DOCUMENT EXCERPT below:
This was originally in/on Publishers Lunch.
Here, Jack McKeown and Don Linn argue that the Borders bankruptcy and wave of store closures is an opportunity for independent bookstores to rebound. They don't mean existing independents; they mean a wave of _new_ independent bookstores. Here is how McKeown and Linn argue for demand for these stores:
First, just because chain stores closed due to internet bookstores and their arbitrary shelf space does not mean there is no market for independent booksellers, specifically ones with: "finely curated inventory, hand-selling, and a robust program of local events and community outreach", which would simultaneously make use of internet sales themselves with "programs such as Google eBooks and the American Bookseller Association's IndieCommerce web-hosting engine."
Second, because even McKeown and Linn recognize it's going to be a little tricky financing starting up all these stores, they propose a special purpose financing vehicle, a Neighborhood Bookstore Development Bank. Apparently something like this has helped get groceries into neighborhoods without them and bookstores are just as essential as grocery stores. I mean, every urban planner knows that, right? (<-- Part of their argument, sarcasm mine.)
End of DOCUMENT EXCERPT.
INFORMATION PROVIDED below:
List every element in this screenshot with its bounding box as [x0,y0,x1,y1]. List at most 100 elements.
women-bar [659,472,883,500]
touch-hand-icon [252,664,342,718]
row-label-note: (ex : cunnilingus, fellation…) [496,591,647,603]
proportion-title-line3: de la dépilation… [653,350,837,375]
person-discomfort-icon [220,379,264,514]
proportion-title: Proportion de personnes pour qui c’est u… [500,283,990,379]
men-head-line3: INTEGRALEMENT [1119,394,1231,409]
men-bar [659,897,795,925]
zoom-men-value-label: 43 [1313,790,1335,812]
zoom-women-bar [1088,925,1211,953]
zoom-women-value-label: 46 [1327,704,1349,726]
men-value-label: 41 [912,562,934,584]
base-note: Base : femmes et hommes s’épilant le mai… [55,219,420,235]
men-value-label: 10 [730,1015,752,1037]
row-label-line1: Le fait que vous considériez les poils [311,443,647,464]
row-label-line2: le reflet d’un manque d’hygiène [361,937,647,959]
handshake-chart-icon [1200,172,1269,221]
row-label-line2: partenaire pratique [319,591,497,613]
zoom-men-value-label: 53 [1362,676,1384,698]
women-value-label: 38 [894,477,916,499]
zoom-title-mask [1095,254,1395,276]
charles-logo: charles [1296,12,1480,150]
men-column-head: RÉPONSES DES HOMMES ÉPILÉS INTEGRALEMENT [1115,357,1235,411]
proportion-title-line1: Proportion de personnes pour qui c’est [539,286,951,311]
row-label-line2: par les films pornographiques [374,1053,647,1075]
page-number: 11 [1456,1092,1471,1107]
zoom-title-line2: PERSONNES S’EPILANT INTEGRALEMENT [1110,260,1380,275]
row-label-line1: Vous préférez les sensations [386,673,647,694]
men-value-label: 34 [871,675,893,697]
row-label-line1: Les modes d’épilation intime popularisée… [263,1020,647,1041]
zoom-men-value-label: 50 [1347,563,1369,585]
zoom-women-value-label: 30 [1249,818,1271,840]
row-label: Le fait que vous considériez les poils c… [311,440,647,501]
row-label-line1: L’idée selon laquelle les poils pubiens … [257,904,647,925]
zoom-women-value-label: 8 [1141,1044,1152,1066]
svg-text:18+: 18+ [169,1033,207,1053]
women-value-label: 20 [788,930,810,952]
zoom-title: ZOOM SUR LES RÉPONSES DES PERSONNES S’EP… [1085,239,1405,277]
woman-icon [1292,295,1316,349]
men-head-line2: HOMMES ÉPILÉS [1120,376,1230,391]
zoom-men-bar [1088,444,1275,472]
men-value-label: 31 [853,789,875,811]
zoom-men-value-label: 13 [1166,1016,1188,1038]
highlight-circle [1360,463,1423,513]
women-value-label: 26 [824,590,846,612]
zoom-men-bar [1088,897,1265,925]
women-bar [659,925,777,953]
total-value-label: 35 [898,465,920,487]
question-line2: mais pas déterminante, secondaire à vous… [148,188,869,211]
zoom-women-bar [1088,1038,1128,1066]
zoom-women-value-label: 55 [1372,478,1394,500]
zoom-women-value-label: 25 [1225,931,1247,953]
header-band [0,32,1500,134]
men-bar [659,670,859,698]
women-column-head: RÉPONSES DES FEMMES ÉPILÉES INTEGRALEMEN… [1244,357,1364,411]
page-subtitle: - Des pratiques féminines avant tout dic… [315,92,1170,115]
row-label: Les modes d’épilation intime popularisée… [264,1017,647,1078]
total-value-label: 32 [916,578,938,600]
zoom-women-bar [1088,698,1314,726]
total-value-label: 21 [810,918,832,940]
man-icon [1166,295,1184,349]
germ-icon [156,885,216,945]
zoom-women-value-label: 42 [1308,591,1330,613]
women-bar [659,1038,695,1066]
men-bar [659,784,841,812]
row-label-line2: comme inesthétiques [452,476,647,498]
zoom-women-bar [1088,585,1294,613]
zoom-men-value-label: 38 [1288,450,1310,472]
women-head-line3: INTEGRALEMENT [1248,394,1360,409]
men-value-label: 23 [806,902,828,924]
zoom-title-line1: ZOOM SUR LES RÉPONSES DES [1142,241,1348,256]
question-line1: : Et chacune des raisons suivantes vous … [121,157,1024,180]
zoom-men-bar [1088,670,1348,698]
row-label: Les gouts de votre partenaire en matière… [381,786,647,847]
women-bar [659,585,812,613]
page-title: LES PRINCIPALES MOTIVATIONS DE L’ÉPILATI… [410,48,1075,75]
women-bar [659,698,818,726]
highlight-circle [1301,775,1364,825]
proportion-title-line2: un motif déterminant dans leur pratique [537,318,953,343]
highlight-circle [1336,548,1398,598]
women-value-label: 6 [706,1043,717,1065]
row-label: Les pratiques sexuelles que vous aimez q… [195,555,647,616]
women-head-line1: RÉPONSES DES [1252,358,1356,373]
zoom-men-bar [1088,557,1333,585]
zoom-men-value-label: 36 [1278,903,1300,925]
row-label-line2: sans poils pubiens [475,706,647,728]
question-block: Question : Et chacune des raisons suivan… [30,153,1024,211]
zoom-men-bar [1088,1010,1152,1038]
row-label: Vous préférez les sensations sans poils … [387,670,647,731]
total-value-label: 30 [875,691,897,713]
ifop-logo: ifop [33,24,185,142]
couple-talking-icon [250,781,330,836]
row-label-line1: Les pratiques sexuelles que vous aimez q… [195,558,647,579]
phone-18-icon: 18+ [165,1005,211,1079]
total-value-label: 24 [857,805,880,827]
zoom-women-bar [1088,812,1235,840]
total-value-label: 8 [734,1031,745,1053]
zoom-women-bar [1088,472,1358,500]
End of INFORMATION PROVIDED.
• _PROBLEMS TO SOLVE_
#1 How would you put the sentence "I mean, every urban planner knows that, right?" from the text on independent bookstores into Spanish?
#2 Could you change "urban planner" to "city council member" in the text on independent bookstores and give back the passage from "Second, because even" up to and including "argument, sarcasm mine.)"?
#3 Can you go on with the text on independent bookstores from where it stops?

• _ANSWERS BELOW_
#1 Es decir, todo urbanista lo sabe, ¿verdad?

#2
Second, because even McKeown and Linn recognize it's going to be a little tricky financing starting up all these stores, they propose a special purpose financing vehicle, a Neighborhood Bookstore Development Bank. Apparently something like this has helped get groceries into neighborhoods without them and bookstores are just as essential as grocery stores. I mean, every city council member knows that, right? (<-- Part of their argument, sarcasm mine.)

#3
Third, they bring some numbers to the table in arguing a "supply gap" for bookstores (that is, that people out there are pining for a neighborhood bookstore. Lots of them). The argument is as follows:
Borders stores closing are more than five miles from the nearest independent. (They produce this sentence, and if you can make it mean anything, you're a lot more clever than they are: "The average and mean distances are 13.2 miles and 10.7 miles respectively to the nearest independent.")
"Most of these one hundred-plus sites are close-in suburbs, within commuting range of top urban markets."
"we can estimate that about 15 million Americans will be directly affected by the sudden reduction in bookstore availability."
Yes! They did indeed just argue that closing a Borders in a suburb affects everyone in a nearby city. Kind of a weird way to think about the world.
I can't bring myself to reproduce the dollar argument.
"Even if a substantial majority, say sixty percent, of the supply gap is captured by Amazon, B&N, or by a conversion to digital reading, there remain tens, if not hundreds of millions of dollars of annual book sales up for grabs in towns like Southbury scattered across the United States."
Perhaps the best bit, however, is this:
people don't like reading on screens. we know this because they say so on surveys.
especially people over 45 don't like reading on screens. they buy most of the books
they'll buy even more books as they retire and become an even bigger fraction of the book market
so obviously, print wins.
Apparently, books are going to age out and die with the boomers. Wow.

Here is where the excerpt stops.